• [Given instruction] Write out each line from the data below that includes the word "почты".

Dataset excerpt
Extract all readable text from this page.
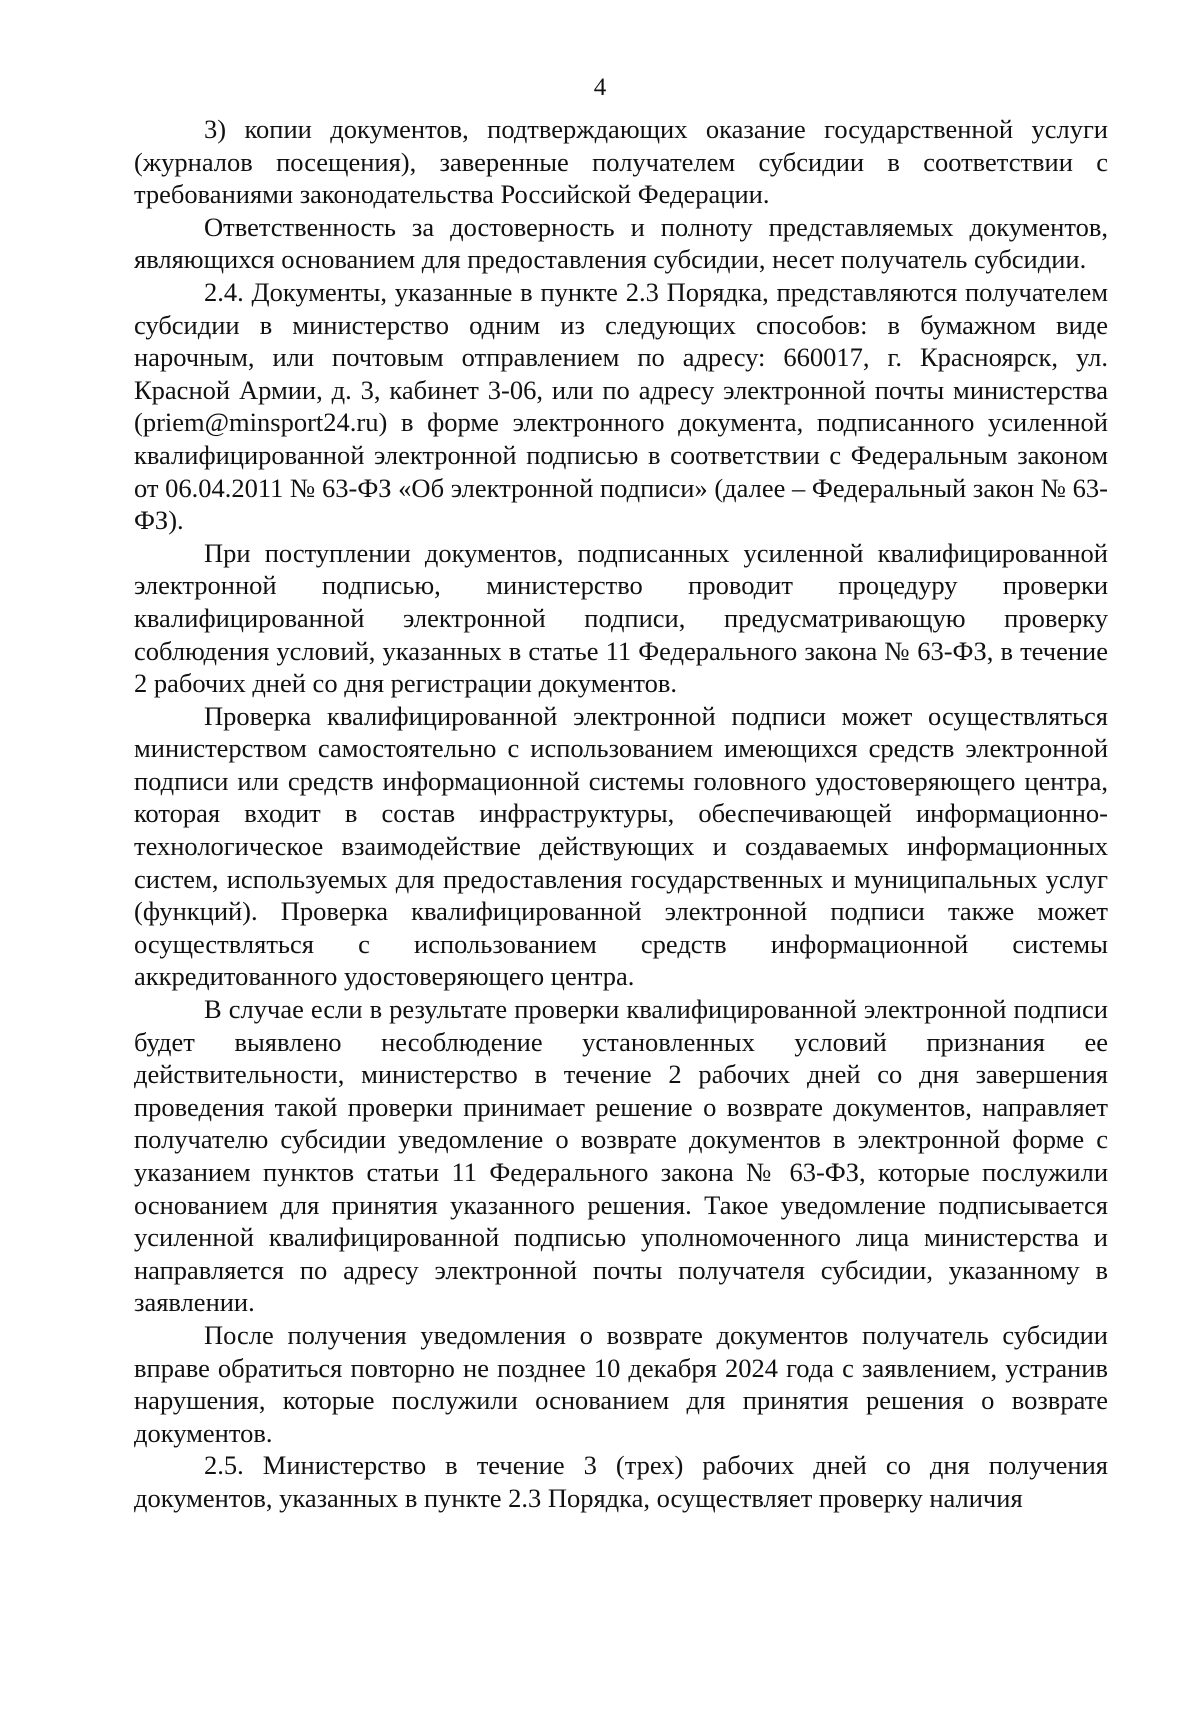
4

3) копии документов, подтверждающих оказание государственной услуги (журналов посещения), заверенные получателем субсидии в соответствии с требованиями законодательства Российской Федерации.

Ответственность за достоверность и полноту представляемых документов, являющихся основанием для предоставления субсидии, несет получатель субсидии.

2.4. Документы, указанные в пункте 2.3 Порядка, представляются получателем субсидии в министерство одним из следующих способов: в бумажном виде нарочным, или почтовым отправлением по адресу: 660017, г. Красноярск, ул. Красной Армии, д. 3, кабинет 3-06, или по адресу электронной почты министерства (priem@minsport24.ru) в форме электронного документа, подписанного усиленной квалифицированной электронной подписью в соответствии с Федеральным законом от 06.04.2011 № 63-ФЗ «Об электронной подписи» (далее – Федеральный закон № 63-ФЗ).

При поступлении документов, подписанных усиленной квалифицированной электронной подписью, министерство проводит процедуру проверки квалифицированной электронной подписи, предусматривающую проверку соблюдения условий, указанных в статье 11 Федерального закона № 63-ФЗ, в течение 2 рабочих дней со дня регистрации документов.

Проверка квалифицированной электронной подписи может осуществляться министерством самостоятельно с использованием имеющихся средств электронной подписи или средств информационной системы головного удостоверяющего центра, которая входит в состав инфраструктуры, обеспечивающей информационно-технологическое взаимодействие действующих и создаваемых информационных систем, используемых для предоставления государственных и муниципальных услуг (функций). Проверка квалифицированной электронной подписи также может осуществляться с использованием средств информационной системы аккредитованного удостоверяющего центра.

В случае если в результате проверки квалифицированной электронной подписи будет выявлено несоблюдение установленных условий признания ее действительности, министерство в течение 2 рабочих дней со дня завершения проведения такой проверки принимает решение о возврате документов, направляет получателю субсидии уведомление о возврате документов в электронной форме с указанием пунктов статьи 11 Федерального закона № 63-ФЗ, которые послужили основанием для принятия указанного решения. Такое уведомление подписывается усиленной квалифицированной подписью уполномоченного лица министерства и направляется по адресу электронной почты получателя субсидии, указанному в заявлении.

После получения уведомления о возврате документов получатель субсидии вправе обратиться повторно не позднее 10 декабря 2024 года с заявлением, устранив нарушения, которые послужили основанием для принятия решения о возврате документов.

2.5. Министерство в течение 3 (трех) рабочих дней со дня получения документов, указанных в пункте 2.3 Порядка, осуществляет проверку наличия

• [Response to this exercise]
2.4. Документы, указанные в пункте 2.3 Порядка, представляются получателем субсидии в министерство одним из следующих способов: в бумажном виде нарочным, или почтовым отправлением по адресу: 660017, г. Красноярск, ул. Красной Армии, д. 3, кабинет 3-06, или по адресу электронной почты министерства (priem@minsport24.ru) в форме электронного документа, подписанного усиленной квалифицированной электронной подписью в соответствии с Федеральным законом от 06.04.2011 № 63-ФЗ «Об электронной подписи» (далее – Федеральный закон № 63-ФЗ).
В случае если в результате проверки квалифицированной электронной подписи будет выявлено несоблюдение установленных условий признания ее действительности, министерство в течение 2 рабочих дней со дня завершения проведения такой проверки принимает решение о возврате документов, направляет получателю субсидии уведомление о возврате документов в электронной форме с указанием пунктов статьи 11 Федерального закона № 63-ФЗ, которые послужили основанием для принятия указанного решения. Такое уведомление подписывается усиленной квалифицированной подписью уполномоченного лица министерства и направляется по адресу электронной почты получателя субсидии, указанному в заявлении.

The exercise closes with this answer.